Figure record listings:
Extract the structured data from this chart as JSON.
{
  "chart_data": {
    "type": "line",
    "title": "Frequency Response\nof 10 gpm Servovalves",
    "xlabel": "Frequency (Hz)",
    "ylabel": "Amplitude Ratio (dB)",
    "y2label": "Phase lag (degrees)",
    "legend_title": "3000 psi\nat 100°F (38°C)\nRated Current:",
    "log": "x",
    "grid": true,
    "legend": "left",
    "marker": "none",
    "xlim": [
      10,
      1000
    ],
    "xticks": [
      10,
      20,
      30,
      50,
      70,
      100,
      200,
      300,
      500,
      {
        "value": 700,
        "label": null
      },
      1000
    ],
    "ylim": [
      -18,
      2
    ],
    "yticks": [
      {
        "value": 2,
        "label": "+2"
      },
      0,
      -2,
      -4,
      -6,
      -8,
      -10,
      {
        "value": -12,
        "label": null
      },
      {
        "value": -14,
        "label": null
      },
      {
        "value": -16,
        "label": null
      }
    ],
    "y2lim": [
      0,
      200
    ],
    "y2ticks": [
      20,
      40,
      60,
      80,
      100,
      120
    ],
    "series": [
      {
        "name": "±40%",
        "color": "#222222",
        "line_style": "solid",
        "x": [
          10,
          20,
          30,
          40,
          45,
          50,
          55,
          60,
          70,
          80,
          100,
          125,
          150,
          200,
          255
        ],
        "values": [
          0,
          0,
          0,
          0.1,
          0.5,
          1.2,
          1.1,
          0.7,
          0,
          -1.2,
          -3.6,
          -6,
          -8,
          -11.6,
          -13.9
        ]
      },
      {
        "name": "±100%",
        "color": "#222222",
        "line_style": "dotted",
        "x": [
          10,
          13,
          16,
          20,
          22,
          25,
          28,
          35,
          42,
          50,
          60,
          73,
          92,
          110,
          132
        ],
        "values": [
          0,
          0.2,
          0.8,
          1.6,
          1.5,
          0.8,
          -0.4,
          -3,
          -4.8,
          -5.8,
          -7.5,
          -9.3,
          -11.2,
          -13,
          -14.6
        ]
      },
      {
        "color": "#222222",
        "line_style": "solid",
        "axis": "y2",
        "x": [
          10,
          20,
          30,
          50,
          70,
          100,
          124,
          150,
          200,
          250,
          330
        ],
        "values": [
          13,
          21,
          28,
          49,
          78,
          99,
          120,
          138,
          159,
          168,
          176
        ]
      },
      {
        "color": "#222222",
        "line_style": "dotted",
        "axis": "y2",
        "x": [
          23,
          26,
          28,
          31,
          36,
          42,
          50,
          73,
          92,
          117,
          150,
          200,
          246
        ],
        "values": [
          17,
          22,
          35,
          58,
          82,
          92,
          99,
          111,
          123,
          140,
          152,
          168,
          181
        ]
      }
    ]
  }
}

▸ OBJECTIVE
Can you reproduce all the material exactly?

▸ FINAL ANSWER
Extract the structured data from this chart as JSON.
{
  "chart_data": {
    "type": "line",
    "title": "Frequency Response\nof 10 gpm Servovalves",
    "xlabel": "Frequency (Hz)",
    "ylabel": "Amplitude Ratio (dB)",
    "y2label": "Phase lag (degrees)",
    "legend_title": "3000 psi\nat 100°F (38°C)\nRated Current:",
    "log": "x",
    "grid": true,
    "legend": "left",
    "marker": "none",
    "xlim": [
      10,
      1000
    ],
    "xticks": [
      10,
      20,
      30,
      50,
      70,
      100,
      200,
      300,
      500,
      {
        "value": 700,
        "label": null
      },
      1000
    ],
    "ylim": [
      -18,
      2
    ],
    "yticks": [
      {
        "value": 2,
        "label": "+2"
      },
      0,
      -2,
      -4,
      -6,
      -8,
      -10,
      {
        "value": -12,
        "label": null
      },
      {
        "value": -14,
        "label": null
      },
      {
        "value": -16,
        "label": null
      }
    ],
    "y2lim": [
      0,
      200
    ],
    "y2ticks": [
      20,
      40,
      60,
      80,
      100,
      120
    ],
    "series": [
      {
        "name": "±40%",
        "color": "#222222",
        "line_style": "solid",
        "x": [
          10,
          20,
          30,
          40,
          45,
          50,
          55,
          60,
          70,
          80,
          100,
          125,
          150,
          200,
          255
        ],
        "values": [
          0,
          0,
          0,
          0.1,
          0.5,
          1.2,
          1.1,
          0.7,
          0,
          -1.2,
          -3.6,
          -6,
          -8,
          -11.6,
          -13.9
        ]
      },
      {
        "name": "±100%",
        "color": "#222222",
        "line_style": "dotted",
        "x": [
          10,
          13,
          16,
          20,
          22,
          25,
          28,
          35,
          42,
          50,
          60,
          73,
          92,
          110,
          132
        ],
        "values": [
          0,
          0.2,
          0.8,
          1.6,
          1.5,
          0.8,
          -0.4,
          -3,
          -4.8,
          -5.8,
          -7.5,
          -9.3,
          -11.2,
          -13,
          -14.6
        ]
      },
      {
        "color": "#222222",
        "line_style": "solid",
        "axis": "y2",
        "x": [
          10,
          20,
          30,
          50,
          70,
          100,
          124,
          150,
          200,
          250,
          330
        ],
        "values": [
          13,
          21,
          28,
          49,
          78,
          99,
          120,
          138,
          159,
          168,
          176
        ]
      },
      {
        "color": "#222222",
        "line_style": "dotted",
        "axis": "y2",
        "x": [
          23,
          26,
          28,
          31,
          36,
          42,
          50,
          73,
          92,
          117,
          150,
          200,
          246
        ],
        "values": [
          17,
          22,
          35,
          58,
          82,
          92,
          99,
          111,
          123,
          140,
          152,
          168,
          181
        ]
      }
    ]
  }
}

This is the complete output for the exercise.